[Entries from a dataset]

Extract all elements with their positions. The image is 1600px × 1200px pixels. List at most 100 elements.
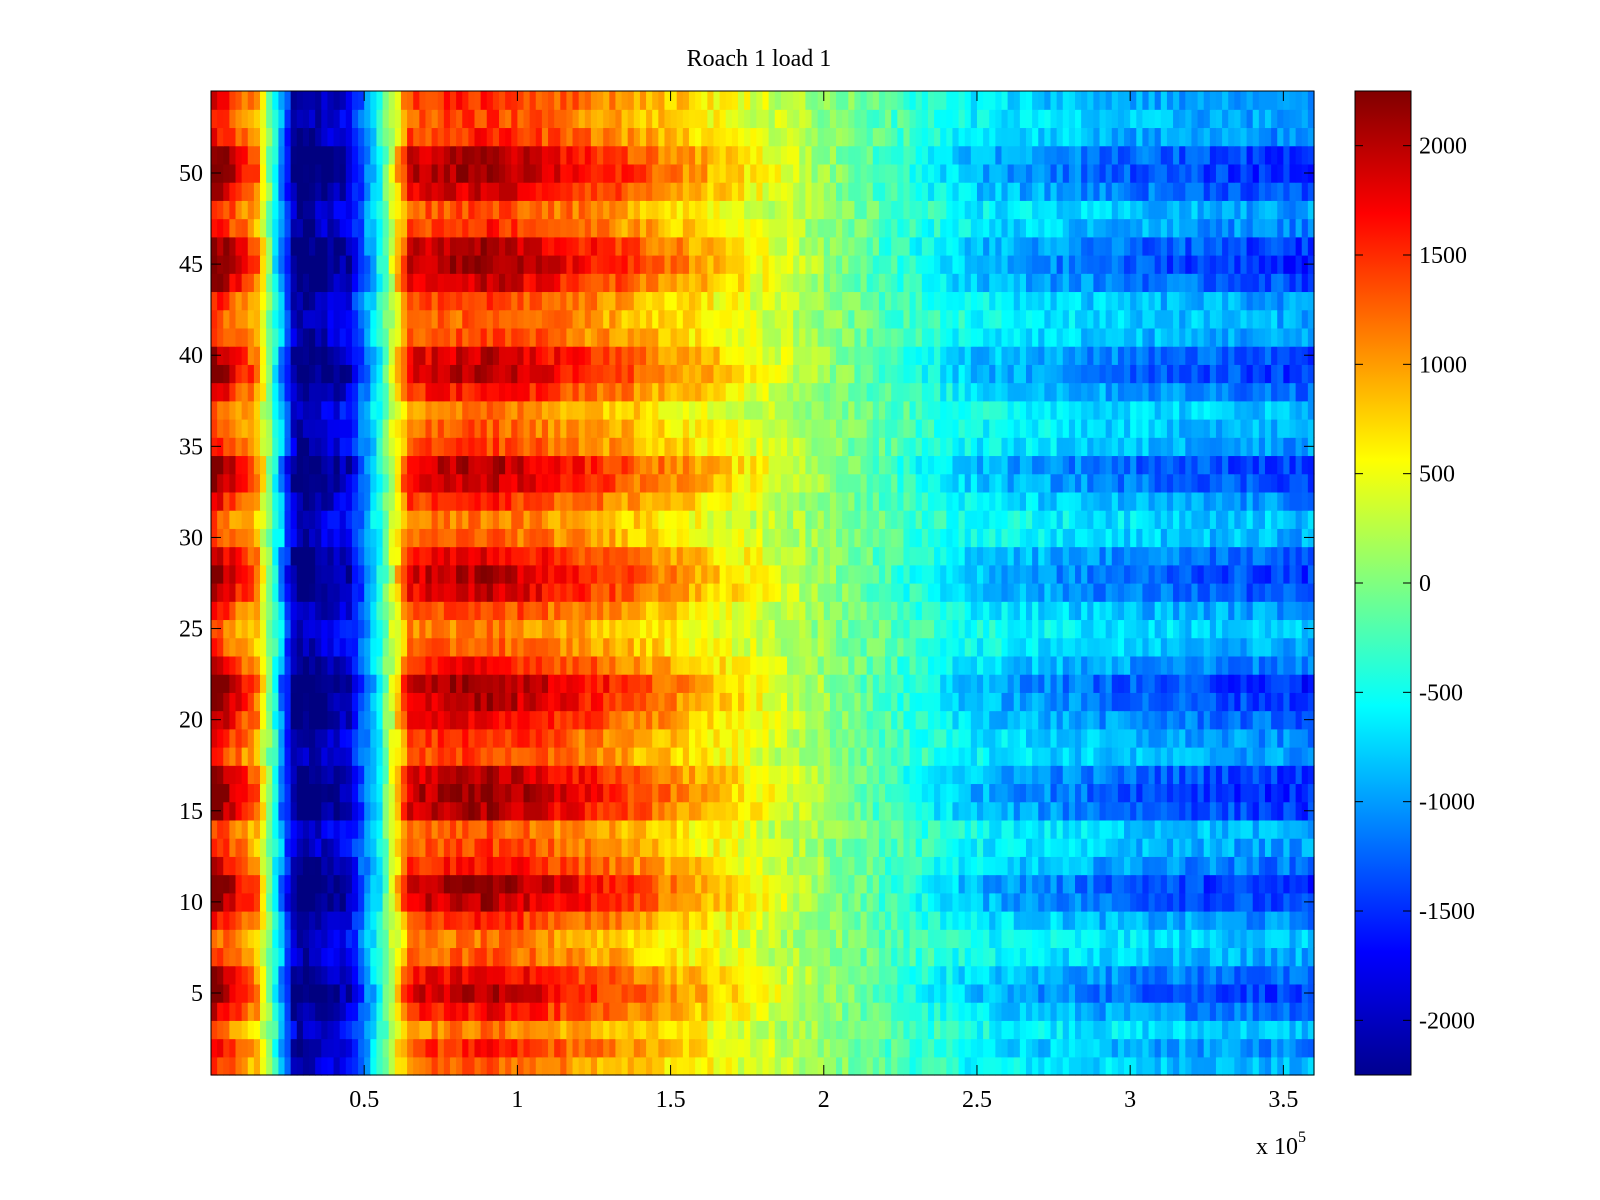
heatmap-cell — [915, 583, 923, 602]
heatmap-cell — [217, 856, 224, 876]
heatmap-cell — [211, 564, 218, 584]
heatmap-cell — [793, 1002, 800, 1021]
heatmap-cell — [1185, 911, 1193, 930]
heatmap-cell — [358, 1038, 365, 1058]
heatmap-cell — [1056, 1002, 1064, 1021]
heatmap-cell — [278, 1038, 286, 1058]
heatmap-cell — [891, 819, 898, 839]
heatmap-cell — [713, 892, 721, 912]
heatmap-cell — [529, 911, 537, 930]
heatmap-cell — [321, 838, 329, 857]
heatmap-cell — [1093, 983, 1101, 1003]
heatmap-cell — [597, 619, 604, 639]
heatmap-cell — [609, 637, 617, 657]
heatmap-cell — [315, 710, 322, 730]
heatmap-cell — [1301, 692, 1309, 712]
heatmap-cell — [1203, 747, 1211, 766]
heatmap-cell — [1001, 655, 1009, 675]
heatmap-cell — [664, 801, 672, 821]
heatmap-cell — [1277, 892, 1284, 912]
heatmap-cell — [995, 674, 1003, 693]
heatmap-cell — [646, 583, 653, 602]
heatmap-cell — [1013, 747, 1021, 766]
heatmap-cell — [725, 1020, 733, 1040]
heatmap-cell — [400, 710, 408, 730]
heatmap-cell — [885, 728, 892, 748]
heatmap-cell — [621, 564, 629, 584]
heatmap-cell — [976, 874, 984, 894]
heatmap-cell — [327, 1020, 335, 1040]
heatmap-cell — [376, 619, 384, 639]
heatmap-cell — [799, 838, 806, 857]
heatmap-cell — [1111, 965, 1119, 985]
heatmap-cell — [400, 692, 408, 712]
heatmap-cell — [1038, 1020, 1045, 1040]
heatmap-cell — [247, 819, 255, 839]
heatmap-cell — [1001, 601, 1009, 621]
heatmap-cell — [1277, 747, 1284, 766]
heatmap-cell — [615, 783, 623, 803]
heatmap-cell — [609, 1020, 617, 1040]
heatmap-cell — [1179, 674, 1186, 693]
heatmap-cell — [541, 801, 549, 821]
heatmap-cell — [995, 801, 1003, 821]
heatmap-cell — [1301, 1020, 1309, 1040]
heatmap-cell — [750, 947, 757, 967]
heatmap-cell — [780, 765, 788, 785]
heatmap-cell — [903, 728, 911, 748]
heatmap-cell — [572, 819, 580, 839]
heatmap-cell — [915, 674, 923, 693]
heatmap-cell — [646, 874, 653, 894]
heatmap-cell — [1007, 1038, 1015, 1058]
heatmap-cell — [958, 1020, 966, 1040]
heatmap-cell — [891, 801, 898, 821]
heatmap-cell — [1117, 1056, 1125, 1076]
heatmap-cell — [1283, 710, 1291, 730]
heatmap-cell — [731, 874, 739, 894]
heatmap-cell — [523, 783, 531, 803]
heatmap-cell — [1068, 1002, 1076, 1021]
heatmap-cell — [1117, 783, 1125, 803]
heatmap-cell — [1111, 819, 1119, 839]
heatmap-cell — [1038, 637, 1045, 657]
heatmap-cell — [431, 983, 439, 1003]
heatmap-cell — [425, 783, 433, 803]
heatmap-cell — [811, 856, 819, 876]
heatmap-cell — [425, 1002, 433, 1021]
heatmap-cell — [1240, 1002, 1248, 1021]
heatmap-cell — [1025, 601, 1033, 621]
heatmap-cell — [1075, 765, 1082, 785]
heatmap-cell — [958, 874, 966, 894]
heatmap-cell — [541, 564, 549, 584]
heatmap-cell — [731, 1056, 739, 1076]
heatmap-cell — [597, 819, 604, 839]
heatmap-cell — [309, 710, 316, 730]
heatmap-cell — [1160, 747, 1168, 766]
heatmap-cell — [609, 1002, 617, 1021]
heatmap-cell — [1289, 728, 1297, 748]
heatmap-cell — [652, 838, 659, 857]
heatmap-cell — [499, 655, 506, 675]
heatmap-cell — [1209, 1056, 1217, 1076]
heatmap-cell — [1093, 965, 1101, 985]
heatmap-cell — [719, 655, 727, 675]
heatmap-cell — [695, 1038, 702, 1058]
heatmap-cell — [419, 838, 427, 857]
heatmap-cell — [1307, 1056, 1315, 1076]
heatmap-cell — [1148, 583, 1156, 602]
heatmap-cell — [976, 1002, 984, 1021]
heatmap-cell — [1136, 838, 1144, 857]
heatmap-cell — [921, 564, 929, 584]
heatmap-cell — [1068, 747, 1076, 766]
heatmap-cell — [823, 1002, 831, 1021]
heatmap-cell — [780, 1056, 788, 1076]
heatmap-cell — [554, 983, 561, 1003]
heatmap-cell — [1301, 765, 1309, 785]
heatmap-cell — [584, 637, 592, 657]
heatmap-cell — [529, 710, 537, 730]
heatmap-cell — [664, 983, 672, 1003]
heatmap-cell — [449, 1056, 457, 1076]
heatmap-cell — [407, 801, 414, 821]
heatmap-cell — [278, 765, 286, 785]
heatmap-cell — [1258, 619, 1266, 639]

— Given instruction —
Lay out the lines above as a JSON list of strings, with one string per line and blank lines omitted. Leave the picture out.

— Reply —
[
  "Extract all elements with their positions. The image is 1600px × 1200px pixels. List at most 100 elements.",
  "heatmap-cell — [915, 583, 923, 602]",
  "heatmap-cell — [217, 856, 224, 876]",
  "heatmap-cell — [211, 564, 218, 584]",
  "heatmap-cell — [793, 1002, 800, 1021]",
  "heatmap-cell — [1185, 911, 1193, 930]",
  "heatmap-cell — [358, 1038, 365, 1058]",
  "heatmap-cell — [1056, 1002, 1064, 1021]",
  "heatmap-cell — [278, 1038, 286, 1058]",
  "heatmap-cell — [891, 819, 898, 839]",
  "heatmap-cell — [713, 892, 721, 912]",
  "heatmap-cell — [529, 911, 537, 930]",
  "heatmap-cell — [321, 838, 329, 857]",
  "heatmap-cell — [1093, 983, 1101, 1003]",
  "heatmap-cell — [597, 619, 604, 639]",
  "heatmap-cell — [609, 637, 617, 657]",
  "heatmap-cell — [315, 710, 322, 730]",
  "heatmap-cell — [1301, 692, 1309, 712]",
  "heatmap-cell — [1203, 747, 1211, 766]",
  "heatmap-cell — [1001, 655, 1009, 675]",
  "heatmap-cell — [664, 801, 672, 821]",
  "heatmap-cell — [1277, 892, 1284, 912]",
  "heatmap-cell — [995, 674, 1003, 693]",
  "heatmap-cell — [646, 583, 653, 602]",
  "heatmap-cell — [1013, 747, 1021, 766]",
  "heatmap-cell — [725, 1020, 733, 1040]",
  "heatmap-cell — [400, 710, 408, 730]",
  "heatmap-cell — [885, 728, 892, 748]",
  "heatmap-cell — [621, 564, 629, 584]",
  "heatmap-cell — [976, 874, 984, 894]",
  "heatmap-cell — [327, 1020, 335, 1040]",
  "heatmap-cell — [376, 619, 384, 639]",
  "heatmap-cell — [799, 838, 806, 857]",
  "heatmap-cell — [1111, 965, 1119, 985]",
  "heatmap-cell — [400, 692, 408, 712]",
  "heatmap-cell — [1038, 1020, 1045, 1040]",
  "heatmap-cell — [247, 819, 255, 839]",
  "heatmap-cell — [1001, 601, 1009, 621]",
  "heatmap-cell — [1277, 747, 1284, 766]",
  "heatmap-cell — [615, 783, 623, 803]",
  "heatmap-cell — [609, 1020, 617, 1040]",
  "heatmap-cell — [1179, 674, 1186, 693]",
  "heatmap-cell — [541, 801, 549, 821]",
  "heatmap-cell — [995, 801, 1003, 821]",
  "heatmap-cell — [1301, 1020, 1309, 1040]",
  "heatmap-cell — [750, 947, 757, 967]",
  "heatmap-cell — [780, 765, 788, 785]",
  "heatmap-cell — [903, 728, 911, 748]",
  "heatmap-cell — [572, 819, 580, 839]",
  "heatmap-cell — [915, 674, 923, 693]",
  "heatmap-cell — [646, 874, 653, 894]",
  "heatmap-cell — [1007, 1038, 1015, 1058]",
  "heatmap-cell — [958, 1020, 966, 1040]",
  "heatmap-cell — [891, 801, 898, 821]",
  "heatmap-cell — [1117, 1056, 1125, 1076]",
  "heatmap-cell — [1283, 710, 1291, 730]",
  "heatmap-cell — [731, 874, 739, 894]",
  "heatmap-cell — [523, 783, 531, 803]",
  "heatmap-cell — [1068, 1002, 1076, 1021]",
  "heatmap-cell — [1117, 783, 1125, 803]",
  "heatmap-cell — [1111, 819, 1119, 839]",
  "heatmap-cell — [1038, 637, 1045, 657]",
  "heatmap-cell — [431, 983, 439, 1003]",
  "heatmap-cell — [425, 783, 433, 803]",
  "heatmap-cell — [811, 856, 819, 876]",
  "heatmap-cell — [425, 1002, 433, 1021]",
  "heatmap-cell — [1240, 1002, 1248, 1021]",
  "heatmap-cell — [1025, 601, 1033, 621]",
  "heatmap-cell — [1075, 765, 1082, 785]",
  "heatmap-cell — [958, 874, 966, 894]",
  "heatmap-cell — [541, 564, 549, 584]",
  "heatmap-cell — [731, 1056, 739, 1076]",
  "heatmap-cell — [597, 819, 604, 839]",
  "heatmap-cell — [309, 710, 316, 730]",
  "heatmap-cell — [1160, 747, 1168, 766]",
  "heatmap-cell — [609, 1002, 617, 1021]",
  "heatmap-cell — [1289, 728, 1297, 748]",
  "heatmap-cell — [652, 838, 659, 857]",
  "heatmap-cell — [499, 655, 506, 675]",
  "heatmap-cell — [1209, 1056, 1217, 1076]",
  "heatmap-cell — [1093, 965, 1101, 985]",
  "heatmap-cell — [719, 655, 727, 675]",
  "heatmap-cell — [695, 1038, 702, 1058]",
  "heatmap-cell — [419, 838, 427, 857]",
  "heatmap-cell — [1307, 1056, 1315, 1076]",
  "heatmap-cell — [1148, 583, 1156, 602]",
  "heatmap-cell — [976, 1002, 984, 1021]",
  "heatmap-cell — [1136, 838, 1144, 857]",
  "heatmap-cell — [921, 564, 929, 584]",
  "heatmap-cell — [1068, 747, 1076, 766]",
  "heatmap-cell — [823, 1002, 831, 1021]",
  "heatmap-cell — [780, 1056, 788, 1076]",
  "heatmap-cell — [554, 983, 561, 1003]",
  "heatmap-cell — [1301, 765, 1309, 785]",
  "heatmap-cell — [584, 637, 592, 657]",
  "heatmap-cell — [529, 710, 537, 730]",
  "heatmap-cell — [664, 983, 672, 1003]",
  "heatmap-cell — [449, 1056, 457, 1076]",
  "heatmap-cell — [407, 801, 414, 821]",
  "heatmap-cell — [278, 765, 286, 785]",
  "heatmap-cell — [1258, 619, 1266, 639]"
]